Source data
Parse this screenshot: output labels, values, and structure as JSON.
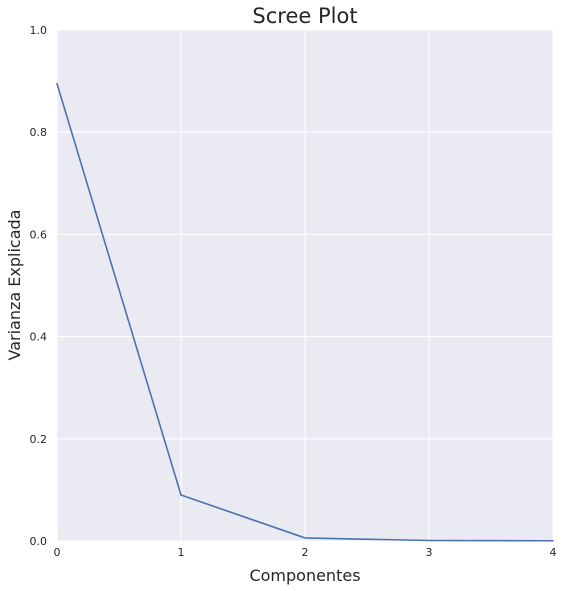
{
  "chart_data": {
    "type": "line",
    "title": "Scree Plot",
    "xlabel": "Componentes",
    "ylabel": "Varianza Explicada",
    "x": [
      0,
      1,
      2,
      3,
      4
    ],
    "series": [
      {
        "values": [
          0.895,
          0.09,
          0.006,
          0.001,
          0.0005
        ]
      }
    ],
    "xlim": [
      0,
      4
    ],
    "ylim": [
      0,
      1
    ],
    "xticks": [
      0,
      1,
      2,
      3,
      4
    ],
    "yticks": [
      0.0,
      0.2,
      0.4,
      0.6,
      0.8,
      1.0
    ],
    "xtick_labels": [
      "0",
      "1",
      "2",
      "3",
      "4"
    ],
    "ytick_labels": [
      "0.0",
      "0.2",
      "0.4",
      "0.6",
      "0.8",
      "1.0"
    ],
    "grid": true,
    "legend": "none",
    "colors": {
      "background": "#eaeaf2",
      "grid": "#ffffff",
      "line": "#4c72b0",
      "text": "#262626"
    }
  }
}
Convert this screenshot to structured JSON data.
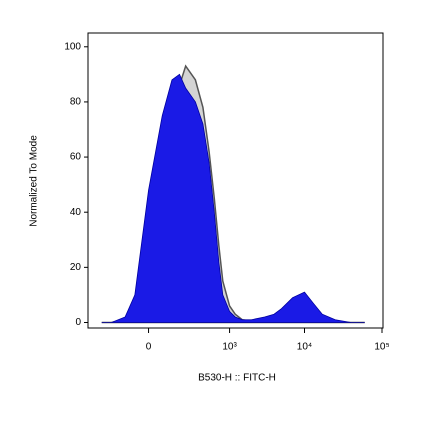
{
  "chart_data": {
    "type": "histogram-overlay",
    "xlabel": "B530-H :: FITC-H",
    "ylabel": "Normalized To Mode",
    "xscale": "biexponential",
    "x": [
      -300,
      -200,
      -100,
      -50,
      0,
      50,
      100,
      150,
      200,
      300,
      400,
      500,
      600,
      700,
      800,
      1000,
      1200,
      1500,
      2000,
      3000,
      4000,
      5000,
      7000,
      10000,
      13000,
      17000,
      25000,
      40000,
      60000
    ],
    "series": [
      {
        "name": null,
        "color": "#d4d4d4",
        "values": [
          0,
          0,
          1,
          8,
          40,
          70,
          82,
          86,
          93,
          88,
          78,
          62,
          45,
          28,
          15,
          6,
          3,
          1,
          0.5,
          0,
          0,
          0,
          0,
          0,
          0,
          0,
          0,
          0,
          0
        ]
      },
      {
        "name": null,
        "color": "#1a1ae6",
        "values": [
          0,
          0,
          2,
          10,
          48,
          75,
          88,
          90,
          85,
          80,
          72,
          58,
          40,
          22,
          10,
          4,
          2,
          1,
          1,
          2,
          3,
          5,
          9,
          11,
          7,
          3,
          1,
          0,
          0
        ]
      }
    ],
    "xlim": [
      -500,
      103000
    ],
    "ylim": [
      -2,
      105
    ],
    "xticks": [
      0,
      {
        "value": 1000,
        "label": "10³"
      },
      {
        "value": 10000,
        "label": "10⁴"
      },
      {
        "value": 100000,
        "label": "10⁵"
      }
    ],
    "yticks": [
      0,
      20,
      40,
      60,
      80,
      100
    ]
  }
}
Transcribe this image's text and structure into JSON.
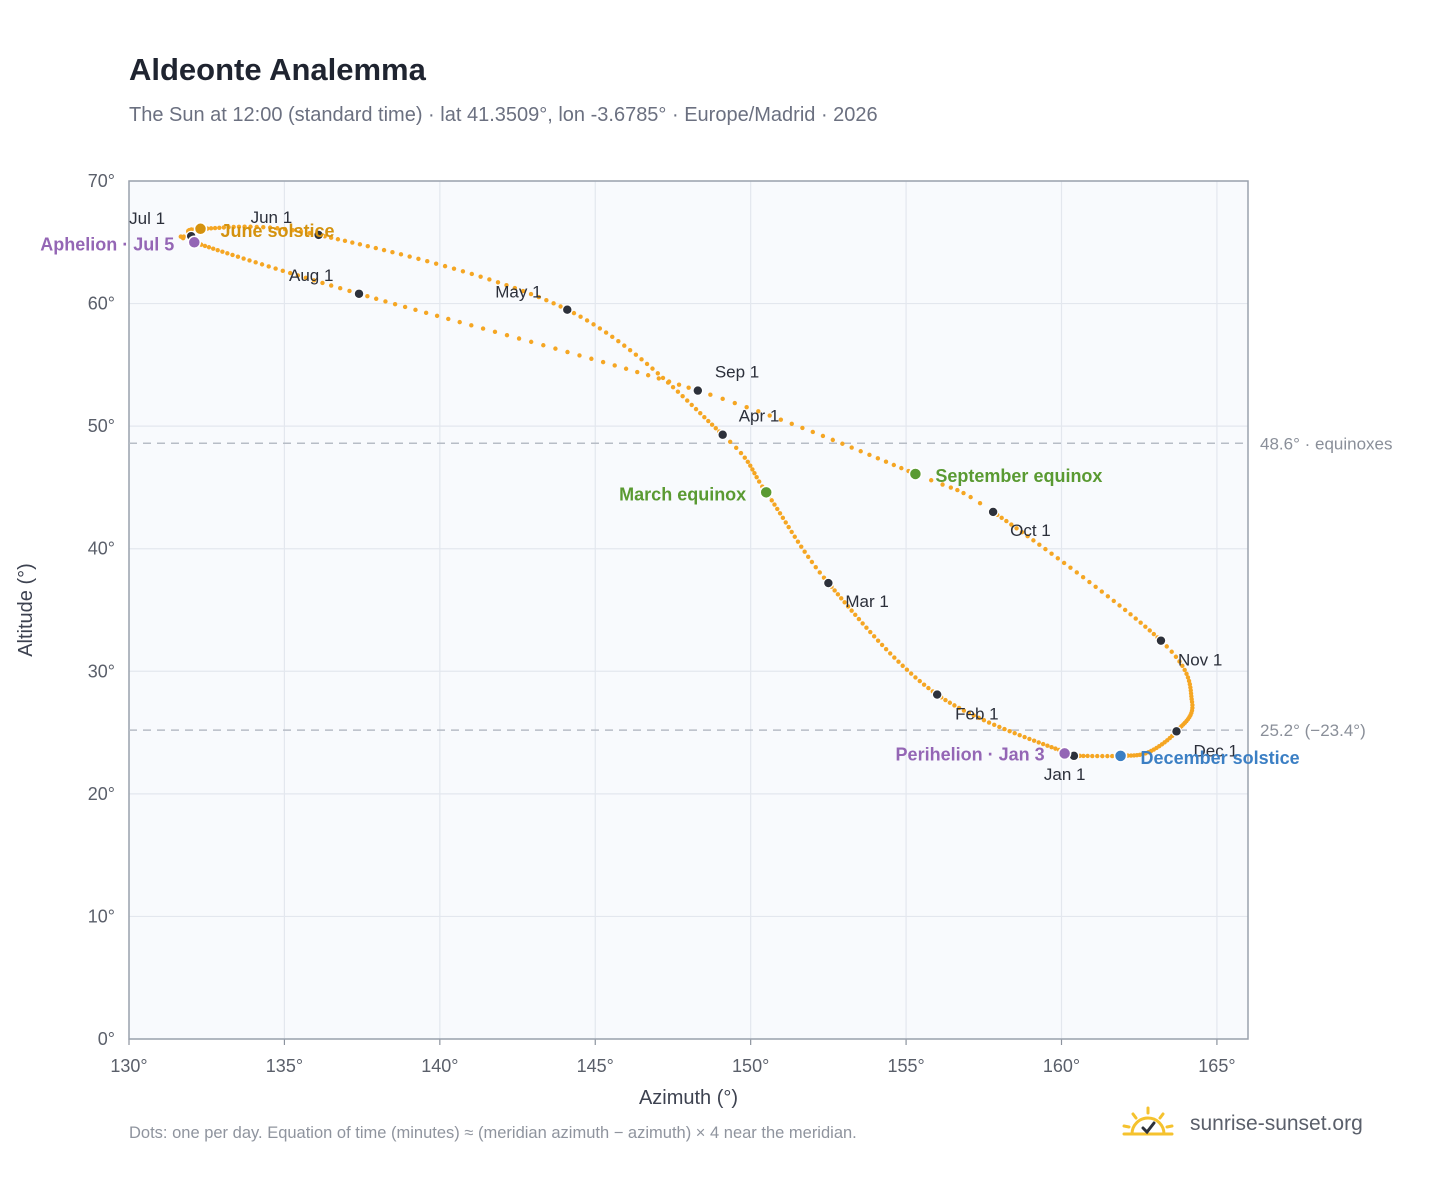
{
  "title": "Aldeonte Analemma",
  "subtitle": "The Sun at 12:00 (standard time) · lat 41.3509°, lon -3.6785° · Europe/Madrid · 2026",
  "footnote": "Dots: one per day. Equation of time (minutes) ≈ (meridian azimuth − azimuth) × 4 near the meridian.",
  "brand": {
    "name": "sunrise-sunset.org",
    "logo_icon": "sun-check-icon"
  },
  "colors": {
    "curve": "#f5a623",
    "month_marker": "#2d313b",
    "solstice_june": "#d4920f",
    "solstice_december": "#3b7fc4",
    "equinox": "#5a9a32",
    "apsis": "#9466b5",
    "plot_background": "#f8fafd",
    "grid": "#e3e7ee",
    "reference_line": "#b7bdc6"
  },
  "chart_data": {
    "type": "scatter",
    "xlabel": "Azimuth (°)",
    "ylabel": "Altitude (°)",
    "xlim": [
      130,
      166
    ],
    "ylim": [
      0,
      70
    ],
    "x_ticks": [
      130,
      135,
      140,
      145,
      150,
      155,
      160,
      165
    ],
    "x_tick_labels": [
      "130°",
      "135°",
      "140°",
      "145°",
      "150°",
      "155°",
      "160°",
      "165°"
    ],
    "y_ticks": [
      0,
      10,
      20,
      30,
      40,
      50,
      60,
      70
    ],
    "y_tick_labels": [
      "0°",
      "10°",
      "20°",
      "30°",
      "40°",
      "50°",
      "60°",
      "70°"
    ],
    "grid": true,
    "series": [
      {
        "key": "daily",
        "points_note": "one dot per day",
        "anchors": [
          [
            0,
            160.4,
            23.1
          ],
          [
            31,
            156.0,
            28.1
          ],
          [
            59,
            152.5,
            37.2
          ],
          [
            78,
            150.5,
            44.6
          ],
          [
            90,
            149.1,
            49.3
          ],
          [
            120,
            144.1,
            59.5
          ],
          [
            151,
            136.1,
            65.6
          ],
          [
            171,
            132.3,
            66.1
          ],
          [
            181,
            132.0,
            65.5
          ],
          [
            186,
            132.1,
            65.0
          ],
          [
            212,
            137.4,
            60.8
          ],
          [
            243,
            148.3,
            52.9
          ],
          [
            265,
            155.3,
            46.1
          ],
          [
            273,
            157.8,
            43.0
          ],
          [
            304,
            163.2,
            32.5
          ],
          [
            320,
            164.2,
            27.5
          ],
          [
            334,
            163.7,
            25.1
          ],
          [
            345,
            162.8,
            23.4
          ],
          [
            354,
            161.9,
            23.1
          ],
          [
            364,
            160.5,
            23.1
          ]
        ]
      }
    ],
    "month_markers": [
      {
        "label": "Jan 1",
        "x": 160.4,
        "y": 23.1
      },
      {
        "label": "Feb 1",
        "x": 156.0,
        "y": 28.1
      },
      {
        "label": "Mar 1",
        "x": 152.5,
        "y": 37.2
      },
      {
        "label": "Apr 1",
        "x": 149.1,
        "y": 49.3
      },
      {
        "label": "May 1",
        "x": 144.1,
        "y": 59.5
      },
      {
        "label": "Jun 1",
        "x": 136.1,
        "y": 65.6
      },
      {
        "label": "Jul 1",
        "x": 132.0,
        "y": 65.5
      },
      {
        "label": "Aug 1",
        "x": 137.4,
        "y": 60.8
      },
      {
        "label": "Sep 1",
        "x": 148.3,
        "y": 52.9
      },
      {
        "label": "Oct 1",
        "x": 157.8,
        "y": 43.0
      },
      {
        "label": "Nov 1",
        "x": 163.2,
        "y": 32.5
      },
      {
        "label": "Dec 1",
        "x": 163.7,
        "y": 25.1
      }
    ],
    "events": [
      {
        "label": "June solstice",
        "x": 132.3,
        "y": 66.1,
        "color": "solstice_june"
      },
      {
        "label": "December solstice",
        "x": 161.9,
        "y": 23.1,
        "color": "solstice_december"
      },
      {
        "label": "March equinox",
        "x": 150.5,
        "y": 44.6,
        "color": "equinox"
      },
      {
        "label": "September equinox",
        "x": 155.3,
        "y": 46.1,
        "color": "equinox"
      },
      {
        "label": "Aphelion · Jul 5",
        "x": 132.1,
        "y": 65.0,
        "color": "apsis"
      },
      {
        "label": "Perihelion · Jan 3",
        "x": 160.1,
        "y": 23.3,
        "color": "apsis"
      }
    ],
    "reference_lines": [
      {
        "y": 48.6,
        "label": "48.6° · equinoxes"
      },
      {
        "y": 25.2,
        "label": "25.2° (−23.4°)"
      }
    ]
  }
}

• What you have to do
Replicate the material above verbatim; images stay out of the copy.

• Written response
Parse this screenshot: output labels, values, and structure as JSON.
{
  "chart_data": {
    "type": "line",
    "title": "Scree Plot",
    "xlabel": "Componentes",
    "ylabel": "Varianza Explicada",
    "x": [
      0,
      1,
      2,
      3,
      4
    ],
    "series": [
      {
        "values": [
          0.895,
          0.09,
          0.006,
          0.001,
          0.0005
        ]
      }
    ],
    "xlim": [
      0,
      4
    ],
    "ylim": [
      0,
      1
    ],
    "xticks": [
      0,
      1,
      2,
      3,
      4
    ],
    "yticks": [
      0.0,
      0.2,
      0.4,
      0.6,
      0.8,
      1.0
    ],
    "xtick_labels": [
      "0",
      "1",
      "2",
      "3",
      "4"
    ],
    "ytick_labels": [
      "0.0",
      "0.2",
      "0.4",
      "0.6",
      "0.8",
      "1.0"
    ],
    "grid": true,
    "legend": "none",
    "colors": {
      "background": "#eaeaf2",
      "grid": "#ffffff",
      "line": "#4c72b0",
      "text": "#262626"
    }
  }
}
Convert this screenshot to structured JSON data.
{
  "chart_data": {
    "type": "histogram-overlay",
    "xlabel": "B530-H :: FITC-H",
    "ylabel": "Normalized To Mode",
    "xscale": "biexponential",
    "x": [
      -300,
      -200,
      -100,
      -50,
      0,
      50,
      100,
      150,
      200,
      300,
      400,
      500,
      600,
      700,
      800,
      1000,
      1200,
      1500,
      2000,
      3000,
      4000,
      5000,
      7000,
      10000,
      13000,
      17000,
      25000,
      40000,
      60000
    ],
    "series": [
      {
        "name": null,
        "color": "#d4d4d4",
        "values": [
          0,
          0,
          1,
          8,
          40,
          70,
          82,
          86,
          93,
          88,
          78,
          62,
          45,
          28,
          15,
          6,
          3,
          1,
          0.5,
          0,
          0,
          0,
          0,
          0,
          0,
          0,
          0,
          0,
          0
        ]
      },
      {
        "name": null,
        "color": "#1a1ae6",
        "values": [
          0,
          0,
          2,
          10,
          48,
          75,
          88,
          90,
          85,
          80,
          72,
          58,
          40,
          22,
          10,
          4,
          2,
          1,
          1,
          2,
          3,
          5,
          9,
          11,
          7,
          3,
          1,
          0,
          0
        ]
      }
    ],
    "xlim": [
      -500,
      103000
    ],
    "ylim": [
      -2,
      105
    ],
    "xticks": [
      0,
      {
        "value": 1000,
        "label": "10³"
      },
      {
        "value": 10000,
        "label": "10⁴"
      },
      {
        "value": 100000,
        "label": "10⁵"
      }
    ],
    "yticks": [
      0,
      20,
      40,
      60,
      80,
      100
    ]
  }
}
Transcribe this image's text and structure into JSON.
{
  "title": "Aldeonte Analemma",
  "subtitle": "The Sun at 12:00 (standard time) · lat 41.3509°, lon -3.6785° · Europe/Madrid · 2026",
  "footnote": "Dots: one per day. Equation of time (minutes) ≈ (meridian azimuth − azimuth) × 4 near the meridian.",
  "brand": {
    "name": "sunrise-sunset.org",
    "logo_icon": "sun-check-icon"
  },
  "colors": {
    "curve": "#f5a623",
    "month_marker": "#2d313b",
    "solstice_june": "#d4920f",
    "solstice_december": "#3b7fc4",
    "equinox": "#5a9a32",
    "apsis": "#9466b5",
    "plot_background": "#f8fafd",
    "grid": "#e3e7ee",
    "reference_line": "#b7bdc6"
  },
  "chart_data": {
    "type": "scatter",
    "xlabel": "Azimuth (°)",
    "ylabel": "Altitude (°)",
    "xlim": [
      130,
      166
    ],
    "ylim": [
      0,
      70
    ],
    "x_ticks": [
      130,
      135,
      140,
      145,
      150,
      155,
      160,
      165
    ],
    "x_tick_labels": [
      "130°",
      "135°",
      "140°",
      "145°",
      "150°",
      "155°",
      "160°",
      "165°"
    ],
    "y_ticks": [
      0,
      10,
      20,
      30,
      40,
      50,
      60,
      70
    ],
    "y_tick_labels": [
      "0°",
      "10°",
      "20°",
      "30°",
      "40°",
      "50°",
      "60°",
      "70°"
    ],
    "grid": true,
    "series": [
      {
        "key": "daily",
        "points_note": "one dot per day",
        "anchors": [
          [
            0,
            160.4,
            23.1
          ],
          [
            31,
            156.0,
            28.1
          ],
          [
            59,
            152.5,
            37.2
          ],
          [
            78,
            150.5,
            44.6
          ],
          [
            90,
            149.1,
            49.3
          ],
          [
            120,
            144.1,
            59.5
          ],
          [
            151,
            136.1,
            65.6
          ],
          [
            171,
            132.3,
            66.1
          ],
          [
            181,
            132.0,
            65.5
          ],
          [
            186,
            132.1,
            65.0
          ],
          [
            212,
            137.4,
            60.8
          ],
          [
            243,
            148.3,
            52.9
          ],
          [
            265,
            155.3,
            46.1
          ],
          [
            273,
            157.8,
            43.0
          ],
          [
            304,
            163.2,
            32.5
          ],
          [
            320,
            164.2,
            27.5
          ],
          [
            334,
            163.7,
            25.1
          ],
          [
            345,
            162.8,
            23.4
          ],
          [
            354,
            161.9,
            23.1
          ],
          [
            364,
            160.5,
            23.1
          ]
        ]
      }
    ],
    "month_markers": [
      {
        "label": "Jan 1",
        "x": 160.4,
        "y": 23.1
      },
      {
        "label": "Feb 1",
        "x": 156.0,
        "y": 28.1
      },
      {
        "label": "Mar 1",
        "x": 152.5,
        "y": 37.2
      },
      {
        "label": "Apr 1",
        "x": 149.1,
        "y": 49.3
      },
      {
        "label": "May 1",
        "x": 144.1,
        "y": 59.5
      },
      {
        "label": "Jun 1",
        "x": 136.1,
        "y": 65.6
      },
      {
        "label": "Jul 1",
        "x": 132.0,
        "y": 65.5
      },
      {
        "label": "Aug 1",
        "x": 137.4,
        "y": 60.8
      },
      {
        "label": "Sep 1",
        "x": 148.3,
        "y": 52.9
      },
      {
        "label": "Oct 1",
        "x": 157.8,
        "y": 43.0
      },
      {
        "label": "Nov 1",
        "x": 163.2,
        "y": 32.5
      },
      {
        "label": "Dec 1",
        "x": 163.7,
        "y": 25.1
      }
    ],
    "events": [
      {
        "label": "June solstice",
        "x": 132.3,
        "y": 66.1,
        "color": "solstice_june"
      },
      {
        "label": "December solstice",
        "x": 161.9,
        "y": 23.1,
        "color": "solstice_december"
      },
      {
        "label": "March equinox",
        "x": 150.5,
        "y": 44.6,
        "color": "equinox"
      },
      {
        "label": "September equinox",
        "x": 155.3,
        "y": 46.1,
        "color": "equinox"
      },
      {
        "label": "Aphelion · Jul 5",
        "x": 132.1,
        "y": 65.0,
        "color": "apsis"
      },
      {
        "label": "Perihelion · Jan 3",
        "x": 160.1,
        "y": 23.3,
        "color": "apsis"
      }
    ],
    "reference_lines": [
      {
        "y": 48.6,
        "label": "48.6° · equinoxes"
      },
      {
        "y": 25.2,
        "label": "25.2° (−23.4°)"
      }
    ]
  }
}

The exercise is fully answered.